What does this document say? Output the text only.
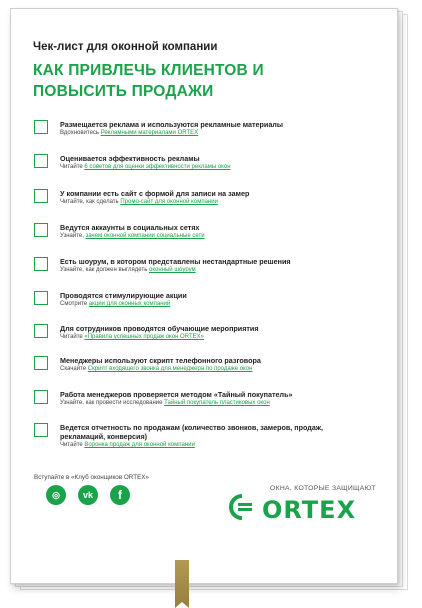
Чек-лист для оконной компании
КАК ПРИВЛЕЧЬ КЛИЕНТОВ И ПОВЫСИТЬ ПРОДАЖИ
Размещается реклама и используются рекламные материалы
Вдохновитесь Рекламными материалами ORTEX
Оценивается эффективность рекламы
Читайте 6 советов для оценки эффективности рекламы окон
У компании есть сайт с формой для записи на замер
Читайте, как сделать Промо-сайт для оконной компании
Ведутся аккаунты в социальных сетях
Узнайте, зачем оконной компании социальные сети
Есть шоурум, в котором представлены нестандартные решения
Узнайте, как должен выглядеть оконный шоурум
Проводятся стимулирующие акции
Смотрите акции для оконных компаний
Для сотрудников проводятся обучающие мероприятия
Читайте «Правила успешных продаж окон ORTEX»
Менеджеры используют скрипт телефонного разговора
Скачайте Скрипт входящего звонка для менеджера по продаже окон
Работа менеджеров проверяется методом «Тайный покупатель»
Узнайте, как провести исследование Тайный покупатель пластиковых окон
Ведется отчетность по продажам (количество звонков, замеров, продаж, рекламаций, конверсия)
Читайте Воронка продаж для оконной компании
Вступайте в «Клуб оконщиков ORTEX»
◎	vk	f	ОКНА, КОТОРЫЕ ЗАЩИЩАЮТ
ORTEX
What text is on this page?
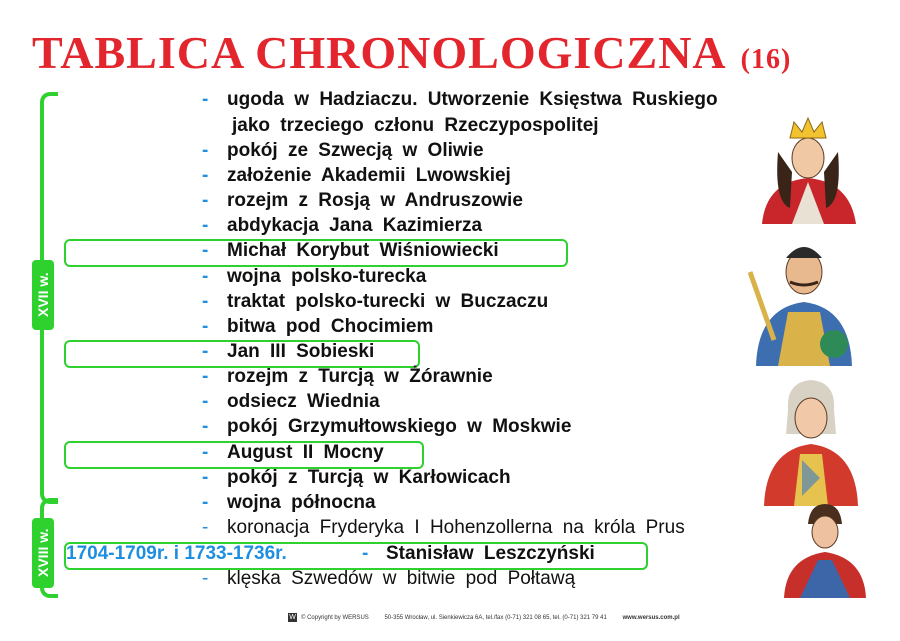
TABLICA CHRONOLOGICZNA (16)
XVII w.
XVIII w.
- ugoda w Hadziaczu. Utworzenie Księstwa Ruskiego
jako trzeciego członu Rzeczypospolitej
- pokój ze Szwecją w Oliwie
- założenie Akademii Lwowskiej
- rozejm z Rosją w Andruszowie
- abdykacja Jana Kazimierza
- Michał Korybut Wiśniowiecki
- wojna polsko-turecka
- traktat polsko-turecki w Buczaczu
- bitwa pod Chocimiem
- Jan III Sobieski
- rozejm z Turcją w Żórawnie
- odsiecz Wiednia
- pokój Grzymułtowskiego w Moskwie
- August II Mocny
- pokój z Turcją w Karłowicach
- wojna północna
- koronacja Fryderyka I Hohenzollerna na króla Prus
1704-1709r. i 1733-1736r.	- Stanisław Leszczyński
- klęska Szwedów w bitwie pod Połtawą
W © Copyright by WERSUS	50-355 Wrocław, ul. Sienkiewicza 6A, tel./fax (0-71) 321 08 65, tel. (0-71) 321 79 41	www.wersus.com.pl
○ ○ ○ ○ ○ ○ ○
§ **THE PROBLEM**:
Copy all lines of the listing above that contain the string "What".

§ **RESPONSE**:
What does this document say? Output the text only.
What text is on this page?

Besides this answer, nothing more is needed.